- Exercise description -
Give back all the data exactly, line by line.

--- Dataset content ---

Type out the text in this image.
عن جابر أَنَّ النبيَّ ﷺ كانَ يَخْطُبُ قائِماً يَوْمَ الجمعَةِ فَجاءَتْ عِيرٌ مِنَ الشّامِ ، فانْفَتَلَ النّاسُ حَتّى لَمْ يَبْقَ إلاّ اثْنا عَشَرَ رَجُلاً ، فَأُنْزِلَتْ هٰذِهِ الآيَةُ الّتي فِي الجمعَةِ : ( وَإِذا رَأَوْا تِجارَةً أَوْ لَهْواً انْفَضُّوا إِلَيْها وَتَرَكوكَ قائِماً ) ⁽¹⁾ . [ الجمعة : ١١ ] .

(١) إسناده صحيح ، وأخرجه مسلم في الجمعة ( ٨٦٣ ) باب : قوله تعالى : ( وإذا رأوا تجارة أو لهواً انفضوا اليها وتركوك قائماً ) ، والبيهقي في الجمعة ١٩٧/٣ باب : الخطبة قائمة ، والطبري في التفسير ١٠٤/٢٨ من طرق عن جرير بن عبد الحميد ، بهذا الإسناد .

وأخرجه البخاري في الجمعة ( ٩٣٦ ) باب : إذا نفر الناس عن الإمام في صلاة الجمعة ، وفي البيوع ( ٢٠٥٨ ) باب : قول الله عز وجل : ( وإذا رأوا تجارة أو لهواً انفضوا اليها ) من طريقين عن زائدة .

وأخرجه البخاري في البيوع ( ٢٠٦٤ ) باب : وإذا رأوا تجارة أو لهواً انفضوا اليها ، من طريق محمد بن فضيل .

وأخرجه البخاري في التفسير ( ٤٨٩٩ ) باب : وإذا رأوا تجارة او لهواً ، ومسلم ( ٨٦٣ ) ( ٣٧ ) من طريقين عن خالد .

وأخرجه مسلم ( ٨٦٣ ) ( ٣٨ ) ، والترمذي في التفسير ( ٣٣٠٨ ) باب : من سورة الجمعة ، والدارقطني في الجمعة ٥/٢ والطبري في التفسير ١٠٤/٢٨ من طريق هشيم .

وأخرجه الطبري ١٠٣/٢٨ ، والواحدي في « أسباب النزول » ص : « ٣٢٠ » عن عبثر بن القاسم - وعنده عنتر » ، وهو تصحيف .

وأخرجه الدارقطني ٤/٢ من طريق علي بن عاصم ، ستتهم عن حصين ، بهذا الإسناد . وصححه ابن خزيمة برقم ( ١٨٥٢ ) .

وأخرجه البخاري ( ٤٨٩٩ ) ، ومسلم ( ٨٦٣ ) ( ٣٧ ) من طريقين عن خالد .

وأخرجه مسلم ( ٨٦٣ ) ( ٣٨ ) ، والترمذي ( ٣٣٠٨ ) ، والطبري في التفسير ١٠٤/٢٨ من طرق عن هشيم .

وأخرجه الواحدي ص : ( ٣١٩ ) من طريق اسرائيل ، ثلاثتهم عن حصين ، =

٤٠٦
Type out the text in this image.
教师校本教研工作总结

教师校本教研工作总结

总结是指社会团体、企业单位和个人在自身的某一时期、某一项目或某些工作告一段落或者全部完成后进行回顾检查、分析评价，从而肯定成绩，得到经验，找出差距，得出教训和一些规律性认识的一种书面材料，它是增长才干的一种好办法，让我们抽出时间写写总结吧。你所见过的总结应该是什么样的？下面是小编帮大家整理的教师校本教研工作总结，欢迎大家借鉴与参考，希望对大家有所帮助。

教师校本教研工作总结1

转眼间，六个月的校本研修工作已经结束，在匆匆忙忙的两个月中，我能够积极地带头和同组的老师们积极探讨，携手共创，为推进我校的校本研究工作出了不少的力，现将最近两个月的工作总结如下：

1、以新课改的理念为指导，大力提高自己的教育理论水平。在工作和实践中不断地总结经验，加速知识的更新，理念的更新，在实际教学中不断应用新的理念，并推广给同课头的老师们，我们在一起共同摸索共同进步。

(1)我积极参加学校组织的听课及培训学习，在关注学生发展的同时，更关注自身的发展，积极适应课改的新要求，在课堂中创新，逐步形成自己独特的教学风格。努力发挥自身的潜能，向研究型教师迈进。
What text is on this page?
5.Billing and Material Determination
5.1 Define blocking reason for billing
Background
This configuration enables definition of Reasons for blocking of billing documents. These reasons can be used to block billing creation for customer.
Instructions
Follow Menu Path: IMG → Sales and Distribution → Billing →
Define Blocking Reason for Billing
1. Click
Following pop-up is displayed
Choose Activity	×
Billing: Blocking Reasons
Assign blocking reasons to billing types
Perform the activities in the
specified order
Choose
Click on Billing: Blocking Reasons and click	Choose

---

- Solution to the exercise -
Type out the text in this image.
عن جابر أَنَّ النبيَّ ﷺ كانَ يَخْطُبُ قائِماً يَوْمَ الجمعَةِ فَجاءَتْ عِيرٌ مِنَ الشّامِ ، فانْفَتَلَ النّاسُ حَتّى لَمْ يَبْقَ إلاّ اثْنا عَشَرَ رَجُلاً ، فَأُنْزِلَتْ هٰذِهِ الآيَةُ الّتي فِي الجمعَةِ : ( وَإِذا رَأَوْا تِجارَةً أَوْ لَهْواً انْفَضُّوا إِلَيْها وَتَرَكوكَ قائِماً ) ⁽¹⁾ . [ الجمعة : ١١ ] .

(١) إسناده صحيح ، وأخرجه مسلم في الجمعة ( ٨٦٣ ) باب : قوله تعالى : ( وإذا رأوا تجارة أو لهواً انفضوا اليها وتركوك قائماً ) ، والبيهقي في الجمعة ١٩٧/٣ باب : الخطبة قائمة ، والطبري في التفسير ١٠٤/٢٨ من طرق عن جرير بن عبد الحميد ، بهذا الإسناد .

وأخرجه البخاري في الجمعة ( ٩٣٦ ) باب : إذا نفر الناس عن الإمام في صلاة الجمعة ، وفي البيوع ( ٢٠٥٨ ) باب : قول الله عز وجل : ( وإذا رأوا تجارة أو لهواً انفضوا اليها ) من طريقين عن زائدة .

وأخرجه البخاري في البيوع ( ٢٠٦٤ ) باب : وإذا رأوا تجارة أو لهواً انفضوا اليها ، من طريق محمد بن فضيل .

وأخرجه البخاري في التفسير ( ٤٨٩٩ ) باب : وإذا رأوا تجارة او لهواً ، ومسلم ( ٨٦٣ ) ( ٣٧ ) من طريقين عن خالد .

وأخرجه مسلم ( ٨٦٣ ) ( ٣٨ ) ، والترمذي في التفسير ( ٣٣٠٨ ) باب : من سورة الجمعة ، والدارقطني في الجمعة ٥/٢ والطبري في التفسير ١٠٤/٢٨ من طريق هشيم .

وأخرجه الطبري ١٠٣/٢٨ ، والواحدي في « أسباب النزول » ص : « ٣٢٠ » عن عبثر بن القاسم - وعنده عنتر » ، وهو تصحيف .

وأخرجه الدارقطني ٤/٢ من طريق علي بن عاصم ، ستتهم عن حصين ، بهذا الإسناد . وصححه ابن خزيمة برقم ( ١٨٥٢ ) .

وأخرجه البخاري ( ٤٨٩٩ ) ، ومسلم ( ٨٦٣ ) ( ٣٧ ) من طريقين عن خالد .

وأخرجه مسلم ( ٨٦٣ ) ( ٣٨ ) ، والترمذي ( ٣٣٠٨ ) ، والطبري في التفسير ١٠٤/٢٨ من طرق عن هشيم .

وأخرجه الواحدي ص : ( ٣١٩ ) من طريق اسرائيل ، ثلاثتهم عن حصين ، =

٤٠٦
Type out the text in this image.
教师校本教研工作总结

教师校本教研工作总结

总结是指社会团体、企业单位和个人在自身的某一时期、某一项目或某些工作告一段落或者全部完成后进行回顾检查、分析评价，从而肯定成绩，得到经验，找出差距，得出教训和一些规律性认识的一种书面材料，它是增长才干的一种好办法，让我们抽出时间写写总结吧。你所见过的总结应该是什么样的？下面是小编帮大家整理的教师校本教研工作总结，欢迎大家借鉴与参考，希望对大家有所帮助。

教师校本教研工作总结1

转眼间，六个月的校本研修工作已经结束，在匆匆忙忙的两个月中，我能够积极地带头和同组的老师们积极探讨，携手共创，为推进我校的校本研究工作出了不少的力，现将最近两个月的工作总结如下：

1、以新课改的理念为指导，大力提高自己的教育理论水平。在工作和实践中不断地总结经验，加速知识的更新，理念的更新，在实际教学中不断应用新的理念，并推广给同课头的老师们，我们在一起共同摸索共同进步。

(1)我积极参加学校组织的听课及培训学习，在关注学生发展的同时，更关注自身的发展，积极适应课改的新要求，在课堂中创新，逐步形成自己独特的教学风格。努力发挥自身的潜能，向研究型教师迈进。
What text is on this page?
5.Billing and Material Determination
5.1 Define blocking reason for billing
Background
This configuration enables definition of Reasons for blocking of billing documents. These reasons can be used to block billing creation for customer.
Instructions
Follow Menu Path: IMG → Sales and Distribution → Billing →
Define Blocking Reason for Billing
1. Click
Following pop-up is displayed
Choose Activity	×
Billing: Blocking Reasons
Assign blocking reasons to billing types
Perform the activities in the
specified order
Choose
Click on Billing: Blocking Reasons and click	Choose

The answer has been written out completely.